Aim of the task:
Any picture among the records should be left out, please; retype the rest exactly.

Data entries:
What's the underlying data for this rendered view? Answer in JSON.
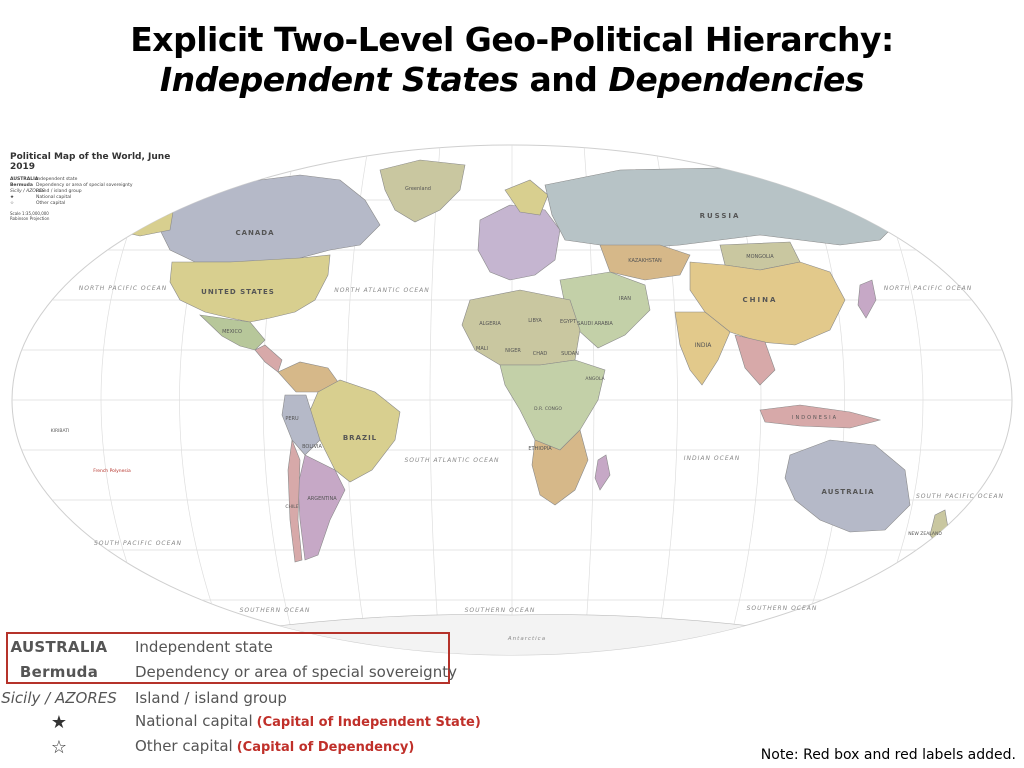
{
  "title": {
    "line1": "Explicit Two-Level Geo-Political Hierarchy:",
    "line2_part1": "Independent States",
    "line2_part2": " and ",
    "line2_part3": "Dependencies"
  },
  "map": {
    "inset_title": "Political Map of the World, June 2019",
    "inset_legend": [
      {
        "key": "AUSTRALIA",
        "text": "Independent state"
      },
      {
        "key": "Bermuda",
        "text": "Dependency or area of special sovereignty"
      },
      {
        "key": "Sicily / AZORES",
        "text": "Island / island group"
      },
      {
        "key": "★",
        "text": "National capital"
      },
      {
        "key": "☆",
        "text": "Other capital"
      }
    ],
    "scale_text": "Scale 1:35,000,000",
    "projection_text": "Robinson Projection",
    "country_labels": [
      "CANADA",
      "UNITED STATES",
      "RUSSIA",
      "CHINA",
      "BRAZIL",
      "AUSTRALIA",
      "KAZAKHSTAN",
      "MONGOLIA",
      "INDIA",
      "ALGERIA",
      "LIBYA",
      "EGYPT",
      "SUDAN",
      "NIGER",
      "CHAD",
      "ARGENTINA",
      "NEW ZEALAND",
      "INDONESIA",
      "Greenland",
      "PERU",
      "BOLIVIA",
      "MEXICO",
      "CHILE",
      "IRAN",
      "SAUDI ARABIA",
      "MALI",
      "ANGOLA",
      "ETHIOPIA",
      "D.R. CONGO"
    ],
    "ocean_labels": [
      "NORTH PACIFIC OCEAN",
      "NORTH PACIFIC OCEAN",
      "NORTH ATLANTIC OCEAN",
      "SOUTH PACIFIC OCEAN",
      "SOUTH ATLANTIC OCEAN",
      "INDIAN OCEAN",
      "SOUTH PACIFIC OCEAN",
      "SOUTHERN OCEAN",
      "SOUTHERN OCEAN",
      "SOUTHERN OCEAN",
      "Antarctica"
    ],
    "other_labels": [
      "KIRIBATI",
      "French Polynesia"
    ]
  },
  "legend": {
    "rows": [
      {
        "key": "AUSTRALIA",
        "text": "Independent state",
        "note": ""
      },
      {
        "key": "Bermuda",
        "text": "Dependency or area of special sovereignty",
        "note": ""
      },
      {
        "key": "Sicily / AZORES",
        "text": "Island / island group",
        "note": ""
      },
      {
        "key": "★",
        "text": "National capital",
        "note": "(Capital of Independent State)"
      },
      {
        "key": "☆",
        "text": "Other capital",
        "note": "(Capital of Dependency)"
      }
    ]
  },
  "note": "Note: Red box and red labels added.",
  "colors": {
    "highlight_red": "#b5322a",
    "ocean": "#ffffff",
    "grid": "#d9d9d9"
  }
}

The completed task:
What's the underlying data for this rendered view? Answer in JSON.
{
  "title": {
    "line1": "Explicit Two-Level Geo-Political Hierarchy:",
    "line2_part1": "Independent States",
    "line2_part2": " and ",
    "line2_part3": "Dependencies"
  },
  "map": {
    "inset_title": "Political Map of the World, June 2019",
    "inset_legend": [
      {
        "key": "AUSTRALIA",
        "text": "Independent state"
      },
      {
        "key": "Bermuda",
        "text": "Dependency or area of special sovereignty"
      },
      {
        "key": "Sicily / AZORES",
        "text": "Island / island group"
      },
      {
        "key": "★",
        "text": "National capital"
      },
      {
        "key": "☆",
        "text": "Other capital"
      }
    ],
    "scale_text": "Scale 1:35,000,000",
    "projection_text": "Robinson Projection",
    "country_labels": [
      "CANADA",
      "UNITED STATES",
      "RUSSIA",
      "CHINA",
      "BRAZIL",
      "AUSTRALIA",
      "KAZAKHSTAN",
      "MONGOLIA",
      "INDIA",
      "ALGERIA",
      "LIBYA",
      "EGYPT",
      "SUDAN",
      "NIGER",
      "CHAD",
      "ARGENTINA",
      "NEW ZEALAND",
      "INDONESIA",
      "Greenland",
      "PERU",
      "BOLIVIA",
      "MEXICO",
      "CHILE",
      "IRAN",
      "SAUDI ARABIA",
      "MALI",
      "ANGOLA",
      "ETHIOPIA",
      "D.R. CONGO"
    ],
    "ocean_labels": [
      "NORTH PACIFIC OCEAN",
      "NORTH PACIFIC OCEAN",
      "NORTH ATLANTIC OCEAN",
      "SOUTH PACIFIC OCEAN",
      "SOUTH ATLANTIC OCEAN",
      "INDIAN OCEAN",
      "SOUTH PACIFIC OCEAN",
      "SOUTHERN OCEAN",
      "SOUTHERN OCEAN",
      "SOUTHERN OCEAN",
      "Antarctica"
    ],
    "other_labels": [
      "KIRIBATI",
      "French Polynesia"
    ]
  },
  "legend": {
    "rows": [
      {
        "key": "AUSTRALIA",
        "text": "Independent state",
        "note": ""
      },
      {
        "key": "Bermuda",
        "text": "Dependency or area of special sovereignty",
        "note": ""
      },
      {
        "key": "Sicily / AZORES",
        "text": "Island / island group",
        "note": ""
      },
      {
        "key": "★",
        "text": "National capital",
        "note": "(Capital of Independent State)"
      },
      {
        "key": "☆",
        "text": "Other capital",
        "note": "(Capital of Dependency)"
      }
    ]
  },
  "note": "Note: Red box and red labels added.",
  "colors": {
    "highlight_red": "#b5322a",
    "ocean": "#ffffff",
    "grid": "#d9d9d9"
  }
}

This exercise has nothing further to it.